- Data to process -
start

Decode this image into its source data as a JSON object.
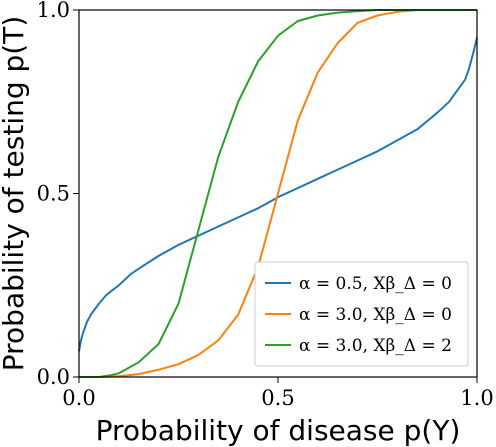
{
  "chart_data": {
    "type": "line",
    "xlabel": "Probability of disease p(Y)",
    "ylabel": "Probability of testing p(T)",
    "xlim": [
      0.0,
      1.0
    ],
    "ylim": [
      0.0,
      1.0
    ],
    "xticks": [
      {
        "value": 0.0,
        "label": "0.0"
      },
      {
        "value": 0.5,
        "label": "0.5"
      },
      {
        "value": 1.0,
        "label": "1.0"
      }
    ],
    "yticks": [
      {
        "value": 0.0,
        "label": "0.0"
      },
      {
        "value": 0.5,
        "label": "0.5"
      },
      {
        "value": 1.0,
        "label": "1.0"
      }
    ],
    "grid": false,
    "legend_position": "lower-right",
    "series": [
      {
        "name": "α = 0.5, Xβ_Δ = 0",
        "color": "#1f77b4",
        "x": [
          0.0,
          0.005,
          0.01,
          0.02,
          0.03,
          0.05,
          0.07,
          0.1,
          0.13,
          0.15,
          0.2,
          0.25,
          0.3,
          0.35,
          0.4,
          0.45,
          0.5,
          0.55,
          0.6,
          0.65,
          0.7,
          0.75,
          0.8,
          0.85,
          0.9,
          0.93,
          0.95,
          0.97,
          0.98,
          0.99,
          1.0
        ],
        "y": [
          0.07,
          0.1,
          0.12,
          0.15,
          0.17,
          0.2,
          0.225,
          0.25,
          0.28,
          0.295,
          0.33,
          0.36,
          0.385,
          0.41,
          0.435,
          0.46,
          0.49,
          0.515,
          0.54,
          0.565,
          0.59,
          0.615,
          0.645,
          0.675,
          0.72,
          0.75,
          0.78,
          0.81,
          0.84,
          0.88,
          0.925
        ]
      },
      {
        "name": "α = 3.0, Xβ_Δ = 0",
        "color": "#ff7f0e",
        "x": [
          0.0,
          0.05,
          0.1,
          0.15,
          0.2,
          0.25,
          0.3,
          0.35,
          0.4,
          0.45,
          0.5,
          0.55,
          0.6,
          0.65,
          0.7,
          0.75,
          0.8,
          0.85,
          0.9,
          0.95,
          1.0
        ],
        "y": [
          0.0,
          0.0,
          0.002,
          0.008,
          0.02,
          0.035,
          0.06,
          0.1,
          0.17,
          0.3,
          0.5,
          0.7,
          0.83,
          0.91,
          0.965,
          0.985,
          0.995,
          1.0,
          1.0,
          1.0,
          1.0
        ]
      },
      {
        "name": "α = 3.0, Xβ_Δ = 2",
        "color": "#2ca02c",
        "x": [
          0.0,
          0.05,
          0.08,
          0.1,
          0.15,
          0.2,
          0.25,
          0.3,
          0.35,
          0.4,
          0.45,
          0.5,
          0.55,
          0.6,
          0.65,
          0.7,
          0.75,
          0.8,
          0.85,
          0.9,
          0.95,
          1.0
        ],
        "y": [
          0.0,
          0.0,
          0.005,
          0.01,
          0.04,
          0.09,
          0.2,
          0.4,
          0.6,
          0.75,
          0.86,
          0.93,
          0.97,
          0.985,
          0.993,
          0.997,
          1.0,
          1.0,
          1.0,
          1.0,
          1.0,
          1.0
        ]
      }
    ]
  }
}
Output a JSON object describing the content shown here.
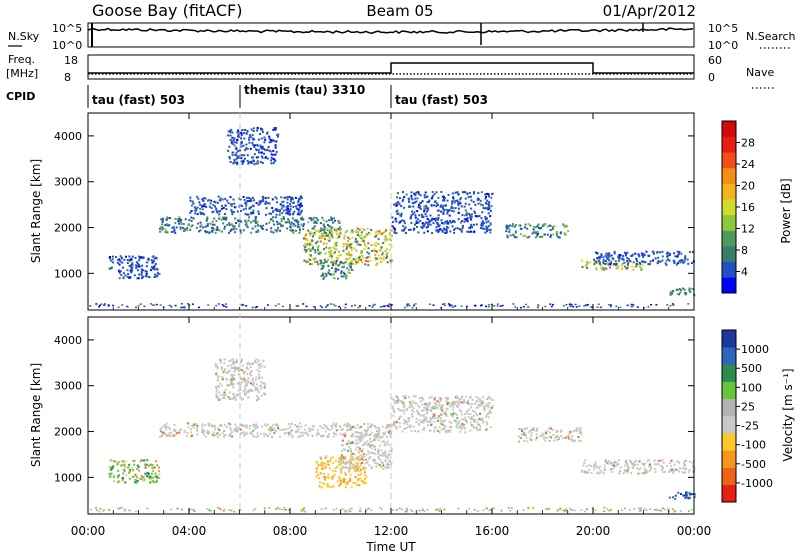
{
  "header": {
    "station": "Goose Bay (fitACF)",
    "beam": "Beam 05",
    "date": "01/Apr/2012"
  },
  "params": {
    "nsky_label": "N.Sky",
    "nsearch_label": "N.Search",
    "freq_label_line1": "Freq.",
    "freq_label_line2": "[MHz]",
    "nave_label": "Nave",
    "cpid_label": "CPID",
    "noise_ticks": [
      "10^5",
      "10^0"
    ],
    "freq_ticks": [
      "18",
      "8"
    ],
    "nave_ticks": [
      "60",
      "0"
    ]
  },
  "cpid_segments": [
    {
      "label": "tau (fast) 503",
      "start_hour": 0
    },
    {
      "label": "themis (tau) 3310",
      "start_hour": 6
    },
    {
      "label": "tau (fast) 503",
      "start_hour": 12
    }
  ],
  "chart_data": [
    {
      "type": "heatmap",
      "name": "power",
      "ylabel": "Slant Range [km]",
      "y_ticks": [
        "1000",
        "2000",
        "3000",
        "4000"
      ],
      "ylim": [
        200,
        4500
      ],
      "xlim": [
        0,
        24
      ],
      "colorbar": {
        "label": "Power [dB]",
        "ticks": [
          "4",
          "8",
          "12",
          "16",
          "20",
          "24",
          "28"
        ],
        "colors": [
          "#0000ff",
          "#2050c8",
          "#3a7c6c",
          "#4e9a5c",
          "#8cc83c",
          "#d2dc28",
          "#f0b41e",
          "#f58c14",
          "#f05014",
          "#e61e14",
          "#d20a0a"
        ]
      },
      "regions": [
        {
          "t": [
            0.8,
            2.8
          ],
          "r": [
            900,
            1400
          ],
          "level": "low"
        },
        {
          "t": [
            2.8,
            10.0
          ],
          "r": [
            1900,
            2250
          ],
          "level": "mid"
        },
        {
          "t": [
            4.0,
            8.5
          ],
          "r": [
            2300,
            2700
          ],
          "level": "low"
        },
        {
          "t": [
            5.5,
            7.5
          ],
          "r": [
            3400,
            4200
          ],
          "level": "low"
        },
        {
          "t": [
            8.5,
            12.0
          ],
          "r": [
            1200,
            2000
          ],
          "level": "high"
        },
        {
          "t": [
            9.2,
            10.5
          ],
          "r": [
            900,
            1300
          ],
          "level": "mid"
        },
        {
          "t": [
            12.0,
            16.0
          ],
          "r": [
            1900,
            2800
          ],
          "level": "low"
        },
        {
          "t": [
            16.5,
            19.0
          ],
          "r": [
            1800,
            2100
          ],
          "level": "mid"
        },
        {
          "t": [
            19.5,
            22.0
          ],
          "r": [
            1100,
            1300
          ],
          "level": "high"
        },
        {
          "t": [
            20.0,
            24.0
          ],
          "r": [
            1200,
            1500
          ],
          "level": "low"
        },
        {
          "t": [
            23.0,
            24.0
          ],
          "r": [
            550,
            700
          ],
          "level": "mid"
        }
      ]
    },
    {
      "type": "heatmap",
      "name": "velocity",
      "ylabel": "Slant Range [km]",
      "y_ticks": [
        "1000",
        "2000",
        "3000",
        "4000"
      ],
      "ylim": [
        200,
        4500
      ],
      "xlim": [
        0,
        24
      ],
      "colorbar": {
        "label": "Velocity [m s⁻¹]",
        "ticks": [
          "1000",
          "500",
          "100",
          "25",
          "-25",
          "-100",
          "-500",
          "-1000"
        ],
        "colors": [
          "#1a3aa0",
          "#2b66b8",
          "#2c8c4e",
          "#66c43a",
          "#b4b4b4",
          "#c8c8c8",
          "#ffc828",
          "#f5961e",
          "#ee6414",
          "#e61e14"
        ]
      },
      "regions": [
        {
          "t": [
            0.8,
            2.8
          ],
          "r": [
            900,
            1400
          ],
          "level": "mixed"
        },
        {
          "t": [
            2.8,
            12.0
          ],
          "r": [
            1900,
            2200
          ],
          "level": "gray"
        },
        {
          "t": [
            5.0,
            7.0
          ],
          "r": [
            2700,
            3600
          ],
          "level": "gray"
        },
        {
          "t": [
            9.0,
            11.0
          ],
          "r": [
            800,
            1500
          ],
          "level": "orange"
        },
        {
          "t": [
            10.0,
            12.0
          ],
          "r": [
            1200,
            2000
          ],
          "level": "gray"
        },
        {
          "t": [
            12.0,
            16.0
          ],
          "r": [
            2000,
            2800
          ],
          "level": "gray"
        },
        {
          "t": [
            17.0,
            19.5
          ],
          "r": [
            1800,
            2100
          ],
          "level": "gray"
        },
        {
          "t": [
            19.5,
            24.0
          ],
          "r": [
            1100,
            1400
          ],
          "level": "gray"
        },
        {
          "t": [
            23.0,
            24.0
          ],
          "r": [
            550,
            700
          ],
          "level": "blue"
        }
      ]
    }
  ],
  "x_axis": {
    "label": "Time UT",
    "ticks": [
      "00:00",
      "04:00",
      "08:00",
      "12:00",
      "16:00",
      "20:00",
      "00:00"
    ]
  }
}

end

- Request -
From the listing above, copy all lines holding the word "object".

- Full output -
Decode this image into its source data as a JSON object.
Output a JSON object describing the content shown here.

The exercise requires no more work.